• Job
Could you write out the lines from "bar-16: 136,304: [929, 108, 976, 679]" through "bar-18: 141,282: [1034, 89, 1081, 680]", character for character and nothing else?

• Data listing
>>

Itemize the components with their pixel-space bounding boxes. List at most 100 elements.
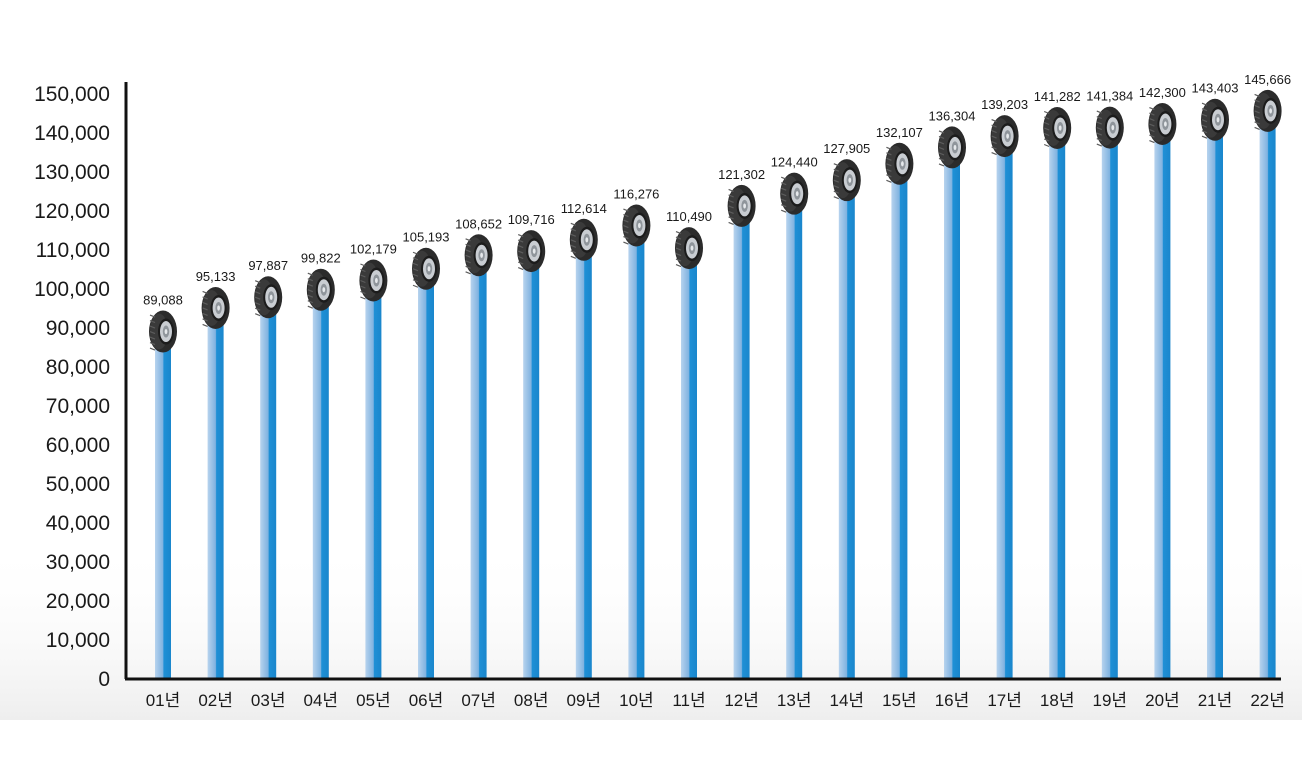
bar-16: 136,304: [929, 108, 976, 679]
data-label: 145,666: [1244, 72, 1291, 87]
x-tick-label: 01년: [146, 691, 181, 710]
x-tick-label: 03년: [251, 691, 286, 710]
y-tick-label: 90,000: [46, 317, 110, 340]
bar: [1154, 134, 1171, 679]
x-tick-label: 09년: [567, 691, 602, 710]
bar-15: 132,107: [876, 125, 923, 679]
bar-6: 105,193: [403, 230, 450, 679]
bar-21: 143,403: [1192, 81, 1239, 680]
data-label: 89,088: [143, 293, 183, 308]
bar: [996, 146, 1013, 680]
bar-4: 99,822: [301, 251, 341, 679]
bar: [1049, 138, 1066, 680]
tire-icon: [990, 115, 1019, 158]
bar-22: 145,666: [1244, 72, 1291, 680]
x-tick-label: 08년: [514, 691, 549, 710]
tire-icon: [938, 126, 966, 169]
x-tick-label: 14년: [830, 691, 865, 710]
y-axis-ticks: 0 10,000 20,000 30,000 40,000 50,000 60,000 70,…: [34, 83, 110, 691]
bar-18: 141,282: [1034, 89, 1081, 680]
tire-icon: [1095, 106, 1124, 149]
data-label: 121,302: [718, 167, 765, 182]
bar-9: 112,614: [561, 201, 607, 679]
tire-icon: [622, 204, 651, 247]
bar: [418, 278, 434, 679]
bar: [1101, 137, 1118, 679]
y-tick-label: 60,000: [46, 434, 110, 457]
y-tick-label: 80,000: [46, 356, 110, 379]
bar: [786, 203, 803, 679]
bar: [575, 249, 592, 679]
tire-icon: [412, 247, 440, 290]
data-label: 124,440: [771, 155, 818, 170]
data-label: 139,203: [981, 97, 1028, 112]
tire-icon: [359, 259, 388, 302]
bar: [838, 190, 855, 679]
y-tick-label: 40,000: [46, 512, 110, 535]
tire-icon: [149, 310, 177, 353]
y-tick-label: 150,000: [34, 83, 110, 106]
bar: [891, 173, 908, 679]
bar: [365, 290, 382, 679]
tire-icon: [464, 234, 493, 277]
x-tick-label: 04년: [304, 691, 339, 710]
bar: [944, 157, 960, 679]
y-tick-label: 50,000: [46, 473, 110, 496]
tire-icon: [780, 172, 809, 215]
tire-icon: [727, 184, 756, 227]
x-tick-label: 13년: [777, 691, 812, 710]
x-tick-label: 12년: [724, 691, 759, 710]
data-label: 132,107: [876, 125, 923, 140]
data-label: 143,403: [1192, 81, 1239, 96]
data-label: 97,887: [248, 258, 288, 273]
data-label: 136,304: [929, 108, 976, 123]
bar: [523, 261, 540, 679]
bar: [312, 299, 329, 679]
x-tick-label: 11년: [672, 691, 705, 710]
data-label: 108,652: [455, 216, 502, 231]
bar-10: 116,276: [613, 187, 659, 679]
y-tick-label: 100,000: [34, 278, 110, 301]
tire-icon: [832, 159, 861, 202]
bar: [1259, 120, 1276, 680]
bar: [260, 307, 277, 679]
y-tick-label: 20,000: [46, 590, 110, 613]
data-label: 110,490: [666, 209, 712, 224]
tire-icon: [569, 218, 598, 261]
y-tick-label: 10,000: [46, 629, 110, 652]
bar-8: 109,716: [508, 212, 555, 679]
data-label: 116,276: [613, 187, 659, 202]
tire-icon: [306, 268, 335, 311]
bar: [681, 258, 697, 679]
bar: [1207, 129, 1223, 680]
x-tick-label: 02년: [198, 691, 233, 710]
data-label: 141,282: [1034, 89, 1081, 104]
bar: [733, 215, 750, 680]
bar-3: 97,887: [248, 258, 288, 679]
bar-5: 102,179: [350, 242, 397, 679]
y-tick-label: 110,000: [36, 239, 110, 262]
x-axis-ticks: 01년 02년 03년 04년 05년 06년 07년 08년 09년 10년 11년 12년 13년 1…: [146, 691, 1285, 710]
tire-icon: [1253, 89, 1282, 132]
bar-7: 108,652: [455, 216, 502, 679]
bar-19: 141,384: [1086, 89, 1133, 679]
tire-icon: [201, 286, 230, 329]
tire-icon: [1201, 98, 1229, 141]
data-label: 141,384: [1086, 89, 1133, 104]
x-tick-label: 15년: [882, 691, 917, 710]
bar-14: 127,905: [823, 141, 870, 679]
x-tick-label: 16년: [935, 691, 970, 710]
tire-icon: [675, 227, 703, 270]
data-label: 102,179: [350, 242, 397, 257]
y-tick-label: 130,000: [34, 161, 110, 184]
tire-icon: [1043, 107, 1072, 150]
y-tick-label: 30,000: [46, 551, 110, 574]
bars-group: 89,088 95,133 97,887 99,822 102,179 105,193 10…: [143, 72, 1291, 680]
tire-icon: [1148, 103, 1177, 146]
y-tick-label: 70,000: [46, 395, 110, 418]
bar: [155, 341, 171, 679]
bar: [470, 265, 487, 679]
y-tick-label: 0: [98, 668, 110, 691]
x-tick-label: 21년: [1198, 691, 1233, 710]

<<

• Answer to the task
bar-16: 136,304: [929, 108, 976, 679]
data-label: 145,666: [1244, 72, 1291, 87]
x-tick-label: 01년: [146, 691, 181, 710]
x-tick-label: 03년: [251, 691, 286, 710]
y-tick-label: 90,000: [46, 317, 110, 340]
bar: [1154, 134, 1171, 679]
x-tick-label: 09년: [567, 691, 602, 710]
bar-15: 132,107: [876, 125, 923, 679]
bar-6: 105,193: [403, 230, 450, 679]
bar-21: 143,403: [1192, 81, 1239, 680]
data-label: 89,088: [143, 293, 183, 308]
bar: [996, 146, 1013, 680]
bar-4: 99,822: [301, 251, 341, 679]
bar: [1049, 138, 1066, 680]
tire-icon: [990, 115, 1019, 158]
bar-22: 145,666: [1244, 72, 1291, 680]
x-tick-label: 08년: [514, 691, 549, 710]
tire-icon: [938, 126, 966, 169]
x-tick-label: 14년: [830, 691, 865, 710]
y-axis-ticks: 0 10,000 20,000 30,000 40,000 50,000 60,000 70,…: [34, 83, 110, 691]
bar-18: 141,282: [1034, 89, 1081, 680]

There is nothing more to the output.